+++ Input for this task

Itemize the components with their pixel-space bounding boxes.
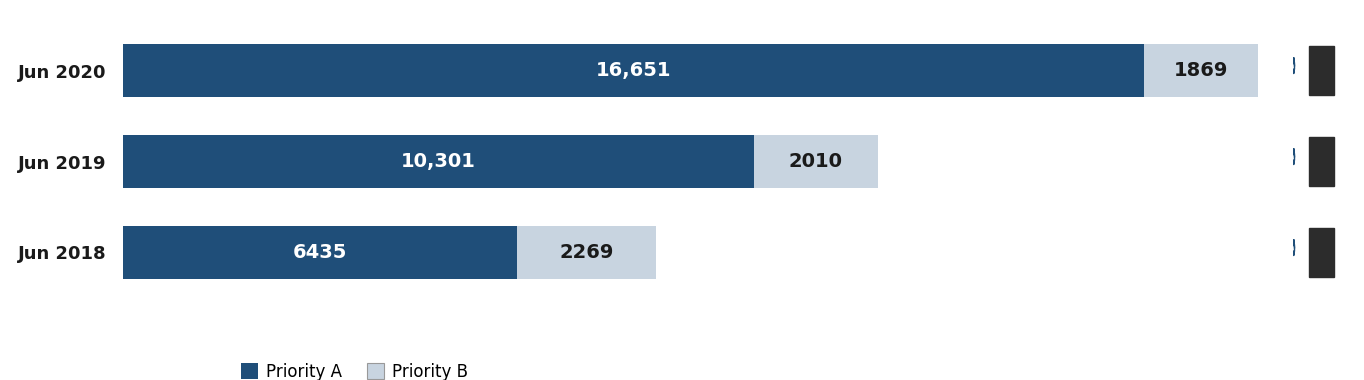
Bar — [754, 135, 877, 188]
Bar — [1309, 228, 1334, 277]
Bar — [123, 135, 754, 188]
Legend: Priority A, Priority B: Priority A, Priority B — [235, 356, 475, 380]
Text: 2269: 2269 — [559, 243, 614, 262]
Text: 6435: 6435 — [293, 243, 348, 262]
Bar — [123, 44, 1143, 97]
Text: 10,301: 10,301 — [401, 152, 476, 171]
Bar — [1309, 137, 1334, 186]
Text: 2010: 2010 — [788, 152, 843, 171]
Text: 1869: 1869 — [1174, 61, 1228, 80]
Bar — [1309, 46, 1334, 95]
Bar — [1143, 44, 1258, 97]
Text: 16,651: 16,651 — [596, 61, 671, 80]
Bar — [517, 226, 656, 279]
Bar — [123, 226, 517, 279]
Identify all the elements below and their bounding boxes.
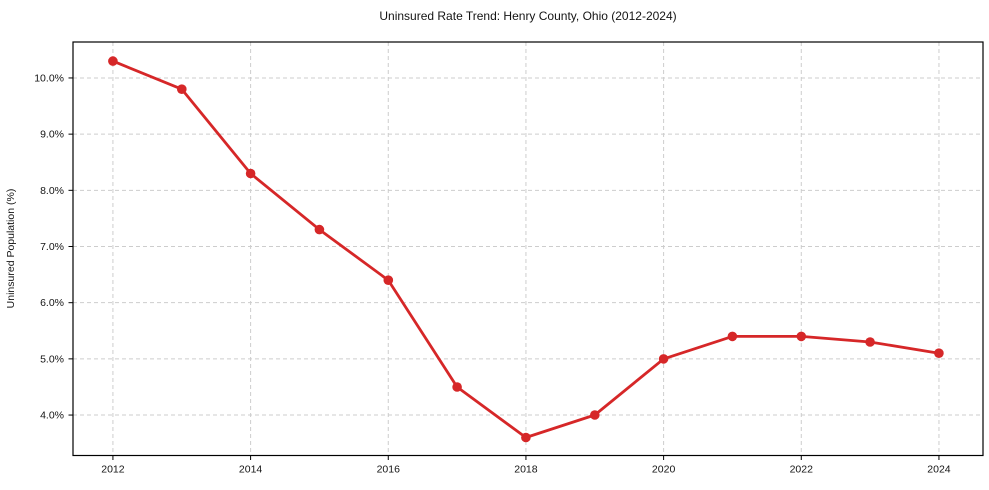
data-point-marker bbox=[177, 84, 187, 94]
x-tick-label: 2020 bbox=[652, 464, 676, 476]
grid-layer bbox=[73, 42, 983, 456]
data-point-marker bbox=[658, 354, 669, 364]
tick-layer bbox=[68, 77, 940, 460]
x-tick-label: 2018 bbox=[514, 464, 538, 476]
chart-title: Uninsured Rate Trend: Henry County, Ohio… bbox=[379, 9, 676, 23]
tick-label-layer: 4.0% 5.0% 6.0% 7.0% 8.0% 9.0% 10.0% 2012 2014 201… bbox=[34, 72, 951, 475]
data-point-marker bbox=[245, 168, 256, 179]
data-point-marker bbox=[727, 331, 738, 342]
data-point-marker bbox=[934, 348, 944, 359]
x-tick-label: 2024 bbox=[927, 464, 951, 476]
y-tick-label: 7.0% bbox=[40, 241, 64, 253]
series-layer bbox=[108, 56, 944, 443]
data-point-marker bbox=[314, 224, 325, 235]
data-point-marker bbox=[108, 56, 118, 66]
data-point-marker bbox=[452, 382, 462, 392]
x-tick-label: 2022 bbox=[790, 464, 814, 476]
plot-border bbox=[72, 41, 984, 457]
data-point-marker bbox=[590, 410, 600, 420]
y-tick-label: 10.0% bbox=[34, 72, 64, 84]
x-tick-label: 2016 bbox=[377, 464, 401, 476]
y-tick-label: 8.0% bbox=[40, 185, 64, 197]
x-tick-label: 2014 bbox=[239, 464, 263, 476]
data-point-marker bbox=[521, 432, 531, 443]
y-tick-label: 9.0% bbox=[40, 129, 64, 141]
data-point-marker bbox=[796, 331, 807, 342]
y-tick-label: 4.0% bbox=[40, 410, 64, 422]
y-tick-label: 6.0% bbox=[40, 297, 64, 309]
y-tick-label: 5.0% bbox=[40, 353, 64, 365]
x-tick-label: 2012 bbox=[101, 464, 125, 476]
data-point-marker bbox=[383, 275, 394, 286]
y-axis-label: Uninsured Population (%) bbox=[5, 189, 17, 309]
data-point-marker bbox=[865, 337, 875, 347]
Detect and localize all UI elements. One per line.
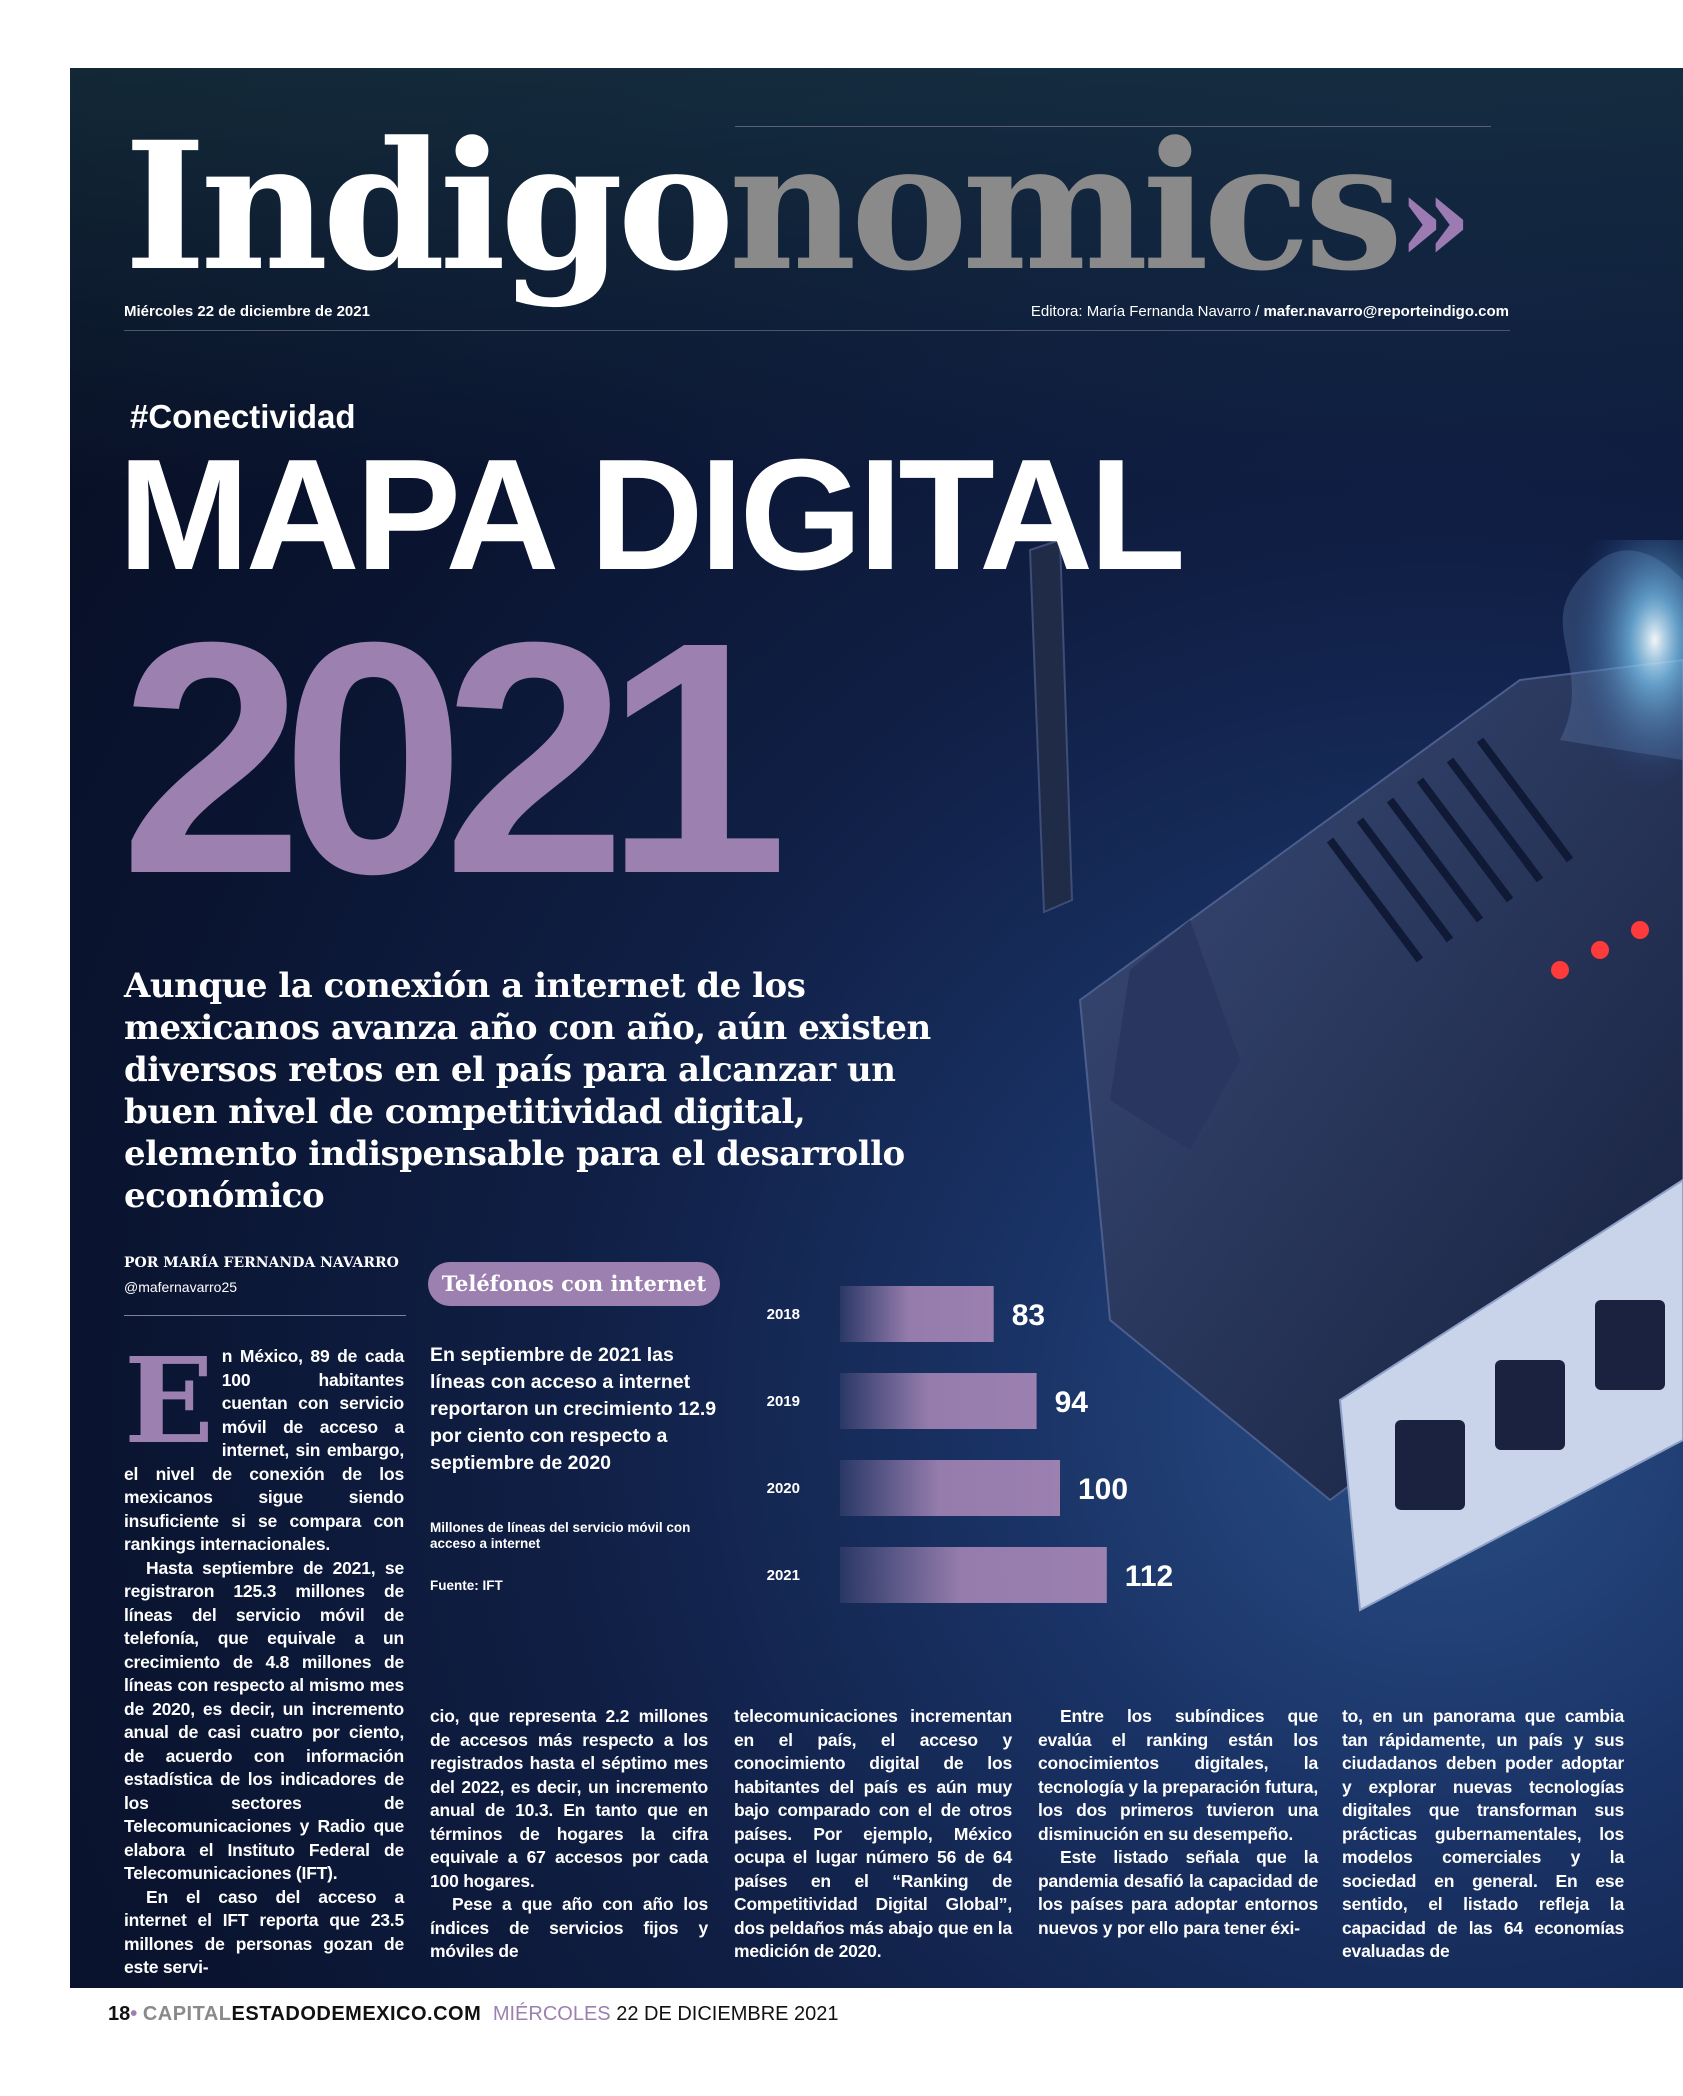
infographic-summary: En septiembre de 2021 las líneas con acc…	[430, 1344, 717, 1474]
footer-date: 22 DE DICIEMBRE 2021	[616, 2003, 839, 2025]
page-number: 18	[108, 2003, 131, 2025]
byline-rule	[124, 1315, 406, 1316]
article-column-4: Entre los subíndices que evalúa el ranki…	[1038, 1705, 1318, 1940]
column-1-paragraph-1-text: n México, 89 de cada 100 habitantes cuen…	[124, 1346, 404, 1554]
editor-name: Editora: María Fernanda Navarro /	[1030, 303, 1264, 320]
bar-value-label: 83	[1012, 1299, 1045, 1332]
masthead-part-2: nomics	[728, 103, 1404, 310]
article-dek: Aunque la conexión a internet de los mex…	[124, 966, 931, 1216]
bar-2019	[840, 1373, 1037, 1429]
footer-bullet: •	[130, 2003, 138, 2025]
column-4-paragraph-2: Este listado señala que la pandemia desa…	[1038, 1847, 1318, 1938]
infographic-source: Fuente: IFT	[430, 1578, 503, 1593]
masthead-chevron-icon: »	[1397, 148, 1472, 289]
author-handle: @mafernavarro25	[124, 1279, 238, 1295]
column-1-paragraph-2: Hasta septiembre de 2021, se registraron…	[124, 1557, 404, 1884]
issue-date: Miércoles 22 de diciembre de 2021	[124, 303, 370, 320]
bar-category-label: 2021	[767, 1567, 800, 1584]
infographic-note: Millones de líneas del servicio móvil co…	[430, 1520, 691, 1551]
article-column-2: cio, que representa 2.2 millones de acce…	[430, 1705, 708, 1964]
column-5-paragraph-1: to, en un panorama que cambia tan rápida…	[1342, 1706, 1624, 1961]
column-2-paragraph-2: Pese a que año con año los índices de se…	[430, 1894, 708, 1961]
article-column-3: telecomunicaciones incrementan en el paí…	[734, 1705, 1012, 1964]
column-1-paragraph-3: En el caso del acceso a internet el IFT …	[124, 1886, 404, 1978]
bar-category-label: 2018	[767, 1306, 800, 1323]
headline: MAPA DIGITAL	[118, 427, 1186, 603]
bar-value-label: 94	[1055, 1386, 1089, 1419]
headline-year: 2021	[120, 573, 788, 942]
bar-category-label: 2020	[767, 1480, 800, 1497]
bar-value-label: 112	[1125, 1560, 1173, 1593]
masthead-part-1: Indigo	[124, 103, 735, 310]
router-illustration	[1028, 540, 1683, 1612]
editor-credit: Editora: María Fernanda Navarro / mafer.…	[1031, 303, 1509, 320]
bar-chart: 2018 83 2019 94 2020 100 2021 112	[767, 1286, 1173, 1603]
footer-capital: CAPITAL	[142, 2003, 232, 2025]
masthead-rule	[735, 126, 1491, 127]
bar-2020	[840, 1460, 1060, 1516]
infographic-tag: Teléfonos con internet	[428, 1262, 720, 1306]
header-rule	[124, 330, 1510, 331]
section-hashtag: #Conectividad	[130, 398, 356, 435]
column-2-paragraph-1: cio, que representa 2.2 millones de acce…	[430, 1706, 708, 1891]
bar-2018	[840, 1286, 994, 1342]
page-footer: 18• CAPITALESTADODEMEXICO.COM MIÉRCOLES …	[108, 2003, 839, 2026]
masthead-logo: Indigonomics»	[124, 112, 1472, 314]
column-3-paragraph-1: telecomunicaciones incrementan en el paí…	[734, 1706, 1012, 1961]
bar-2021	[840, 1547, 1107, 1603]
editor-email: mafer.navarro@reporteindigo.com	[1263, 303, 1509, 320]
article-column-5: to, en un panorama que cambia tan rápida…	[1342, 1705, 1624, 1964]
byline: POR MARÍA FERNANDA NAVARRO	[124, 1255, 399, 1271]
column-4-paragraph-1: Entre los subíndices que evalúa el ranki…	[1038, 1706, 1318, 1844]
footer-weekday: MIÉRCOLES	[492, 2003, 611, 2025]
bar-value-label: 100	[1078, 1473, 1128, 1506]
footer-site: ESTADODEMEXICO.COM	[231, 2003, 482, 2025]
bar-category-label: 2019	[767, 1393, 800, 1410]
drop-cap: E	[124, 1331, 214, 1470]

++++++

Please copy the data word for word, everything from its first line down to and including the line that contains "Identify all the". Leave the pictures out of your copy.

Itemize the components with their pixel-space bounding boxes.
Bar — [754, 135, 877, 188]
Bar — [1309, 228, 1334, 277]
Bar — [123, 135, 754, 188]
Legend: Priority A, Priority B: Priority A, Priority B — [235, 356, 475, 380]
Text: 2269: 2269 — [559, 243, 614, 262]
Text: 6435: 6435 — [293, 243, 348, 262]
Bar — [123, 44, 1143, 97]
Text: 10,301: 10,301 — [401, 152, 476, 171]
Bar — [1309, 137, 1334, 186]
Text: 2010: 2010 — [788, 152, 843, 171]
Text: 1869: 1869 — [1174, 61, 1228, 80]
Bar — [1309, 46, 1334, 95]
Bar — [1143, 44, 1258, 97]
Text: 16,651: 16,651 — [596, 61, 671, 80]
Bar — [517, 226, 656, 279]
Bar — [123, 226, 517, 279]
Identify all the elements below and their bounding boxes.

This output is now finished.